> _Rows_:
################
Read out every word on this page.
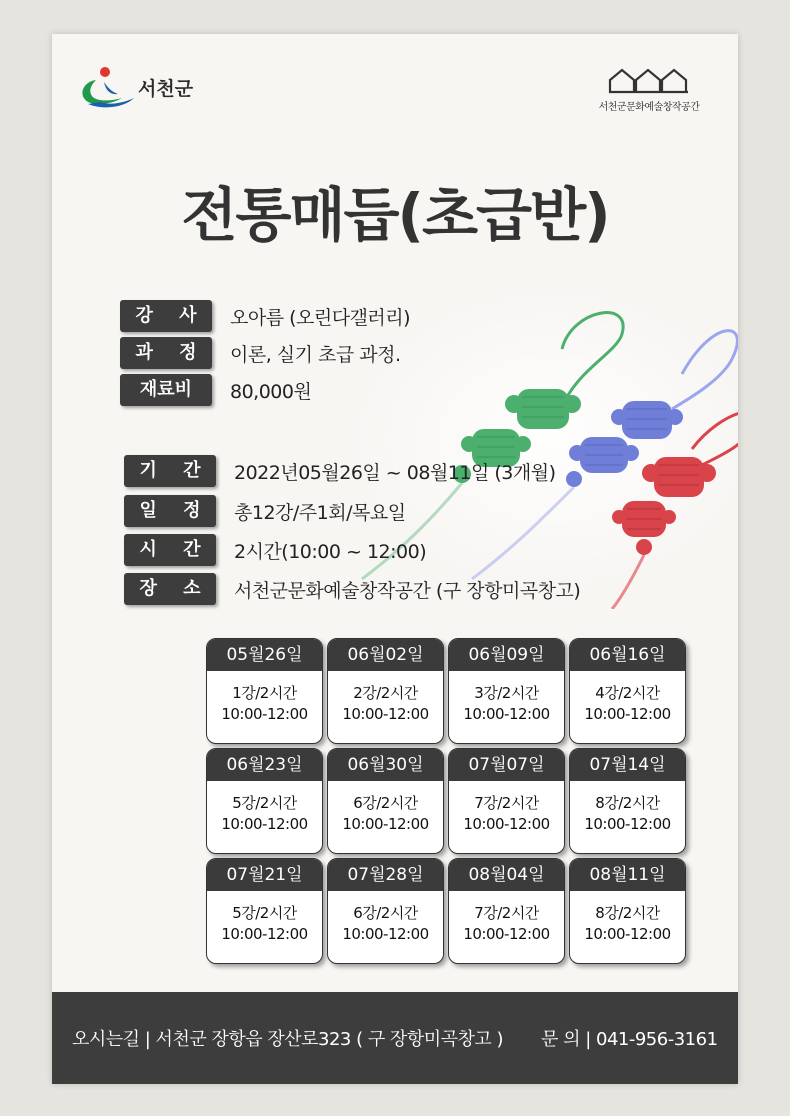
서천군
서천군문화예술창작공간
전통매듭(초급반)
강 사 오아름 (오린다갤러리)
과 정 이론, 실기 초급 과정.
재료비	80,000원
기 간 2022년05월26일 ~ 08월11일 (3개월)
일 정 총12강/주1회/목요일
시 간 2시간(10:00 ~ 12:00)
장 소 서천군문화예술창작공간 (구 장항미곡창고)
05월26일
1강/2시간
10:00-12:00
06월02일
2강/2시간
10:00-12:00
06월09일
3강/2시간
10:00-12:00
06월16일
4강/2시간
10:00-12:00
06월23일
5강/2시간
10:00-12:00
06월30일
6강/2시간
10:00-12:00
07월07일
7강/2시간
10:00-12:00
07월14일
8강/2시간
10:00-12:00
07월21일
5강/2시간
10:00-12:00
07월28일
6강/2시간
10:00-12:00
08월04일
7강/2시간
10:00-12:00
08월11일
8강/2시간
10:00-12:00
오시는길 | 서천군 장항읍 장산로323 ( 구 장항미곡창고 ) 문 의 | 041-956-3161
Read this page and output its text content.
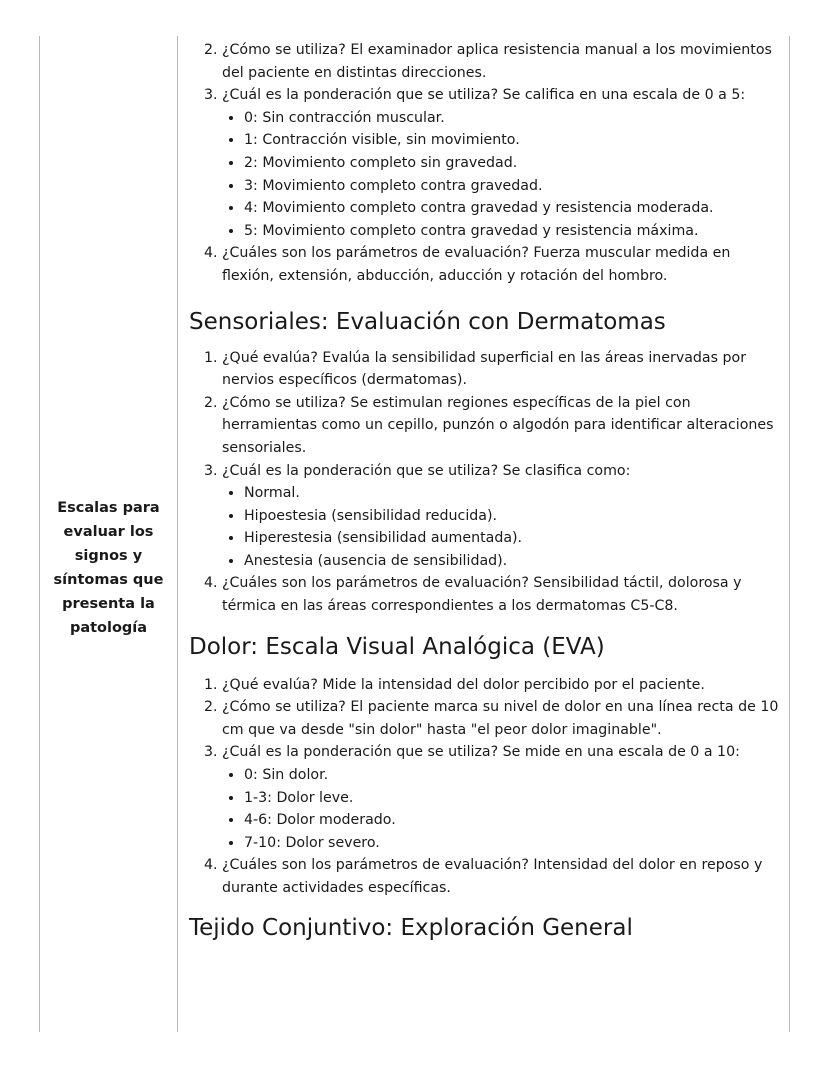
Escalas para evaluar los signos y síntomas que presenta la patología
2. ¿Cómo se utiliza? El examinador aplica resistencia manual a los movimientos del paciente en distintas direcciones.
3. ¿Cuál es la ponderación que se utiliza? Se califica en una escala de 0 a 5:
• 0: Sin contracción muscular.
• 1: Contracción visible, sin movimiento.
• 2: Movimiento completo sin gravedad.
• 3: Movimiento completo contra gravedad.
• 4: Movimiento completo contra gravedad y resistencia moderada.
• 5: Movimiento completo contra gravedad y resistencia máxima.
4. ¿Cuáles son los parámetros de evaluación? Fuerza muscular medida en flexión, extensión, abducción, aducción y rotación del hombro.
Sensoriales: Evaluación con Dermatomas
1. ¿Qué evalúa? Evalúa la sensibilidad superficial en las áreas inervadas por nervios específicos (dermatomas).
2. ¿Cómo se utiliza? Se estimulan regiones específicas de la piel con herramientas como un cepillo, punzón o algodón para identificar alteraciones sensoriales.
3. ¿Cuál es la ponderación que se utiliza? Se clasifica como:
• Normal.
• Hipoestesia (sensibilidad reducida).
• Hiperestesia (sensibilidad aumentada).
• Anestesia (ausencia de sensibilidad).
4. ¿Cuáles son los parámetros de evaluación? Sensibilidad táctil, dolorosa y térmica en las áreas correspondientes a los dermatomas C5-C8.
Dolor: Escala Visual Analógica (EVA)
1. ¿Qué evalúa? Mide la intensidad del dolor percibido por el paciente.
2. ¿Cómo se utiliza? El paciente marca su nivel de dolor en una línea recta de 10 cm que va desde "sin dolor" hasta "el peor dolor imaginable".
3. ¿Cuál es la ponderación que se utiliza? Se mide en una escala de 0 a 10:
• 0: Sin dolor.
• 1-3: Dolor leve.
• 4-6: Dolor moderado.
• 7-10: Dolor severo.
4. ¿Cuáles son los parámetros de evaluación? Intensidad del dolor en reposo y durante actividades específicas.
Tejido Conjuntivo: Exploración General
################
All the lines above are to be given again exactly as they read, with the pictures removed.

Read out every word on this page.
서천군
서천군문화예술창작공간
전통매듭(초급반)
강 사 오아름 (오린다갤러리)
과 정 이론, 실기 초급 과정.
재료비	80,000원
기 간 2022년05월26일 ~ 08월11일 (3개월)
일 정 총12강/주1회/목요일
시 간 2시간(10:00 ~ 12:00)
장 소 서천군문화예술창작공간 (구 장항미곡창고)
05월26일
1강/2시간
10:00-12:00
06월02일
2강/2시간
10:00-12:00
06월09일
3강/2시간
10:00-12:00
06월16일
4강/2시간
10:00-12:00
06월23일
5강/2시간
10:00-12:00
06월30일
6강/2시간
10:00-12:00
07월07일
7강/2시간
10:00-12:00
07월14일
8강/2시간
10:00-12:00
07월21일
5강/2시간
10:00-12:00
07월28일
6강/2시간
10:00-12:00
08월04일
7강/2시간
10:00-12:00
08월11일
8강/2시간
10:00-12:00
오시는길 | 서천군 장항읍 장산로323 ( 구 장항미곡창고 ) 문 의 | 041-956-3161
Read this page and output its text content.
Escalas para evaluar los signos y síntomas que presenta la patología
2. ¿Cómo se utiliza? El examinador aplica resistencia manual a los movimientos del paciente en distintas direcciones.
3. ¿Cuál es la ponderación que se utiliza? Se califica en una escala de 0 a 5:
• 0: Sin contracción muscular.
• 1: Contracción visible, sin movimiento.
• 2: Movimiento completo sin gravedad.
• 3: Movimiento completo contra gravedad.
• 4: Movimiento completo contra gravedad y resistencia moderada.
• 5: Movimiento completo contra gravedad y resistencia máxima.
4. ¿Cuáles son los parámetros de evaluación? Fuerza muscular medida en flexión, extensión, abducción, aducción y rotación del hombro.
Sensoriales: Evaluación con Dermatomas
1. ¿Qué evalúa? Evalúa la sensibilidad superficial en las áreas inervadas por nervios específicos (dermatomas).
2. ¿Cómo se utiliza? Se estimulan regiones específicas de la piel con herramientas como un cepillo, punzón o algodón para identificar alteraciones sensoriales.
3. ¿Cuál es la ponderación que se utiliza? Se clasifica como:
• Normal.
• Hipoestesia (sensibilidad reducida).
• Hiperestesia (sensibilidad aumentada).
• Anestesia (ausencia de sensibilidad).
4. ¿Cuáles son los parámetros de evaluación? Sensibilidad táctil, dolorosa y térmica en las áreas correspondientes a los dermatomas C5-C8.
Dolor: Escala Visual Analógica (EVA)
1. ¿Qué evalúa? Mide la intensidad del dolor percibido por el paciente.
2. ¿Cómo se utiliza? El paciente marca su nivel de dolor en una línea recta de 10 cm que va desde "sin dolor" hasta "el peor dolor imaginable".
3. ¿Cuál es la ponderación que se utiliza? Se mide en una escala de 0 a 10:
• 0: Sin dolor.
• 1-3: Dolor leve.
• 4-6: Dolor moderado.
• 7-10: Dolor severo.
4. ¿Cuáles son los parámetros de evaluación? Intensidad del dolor en reposo y durante actividades específicas.
Tejido Conjuntivo: Exploración General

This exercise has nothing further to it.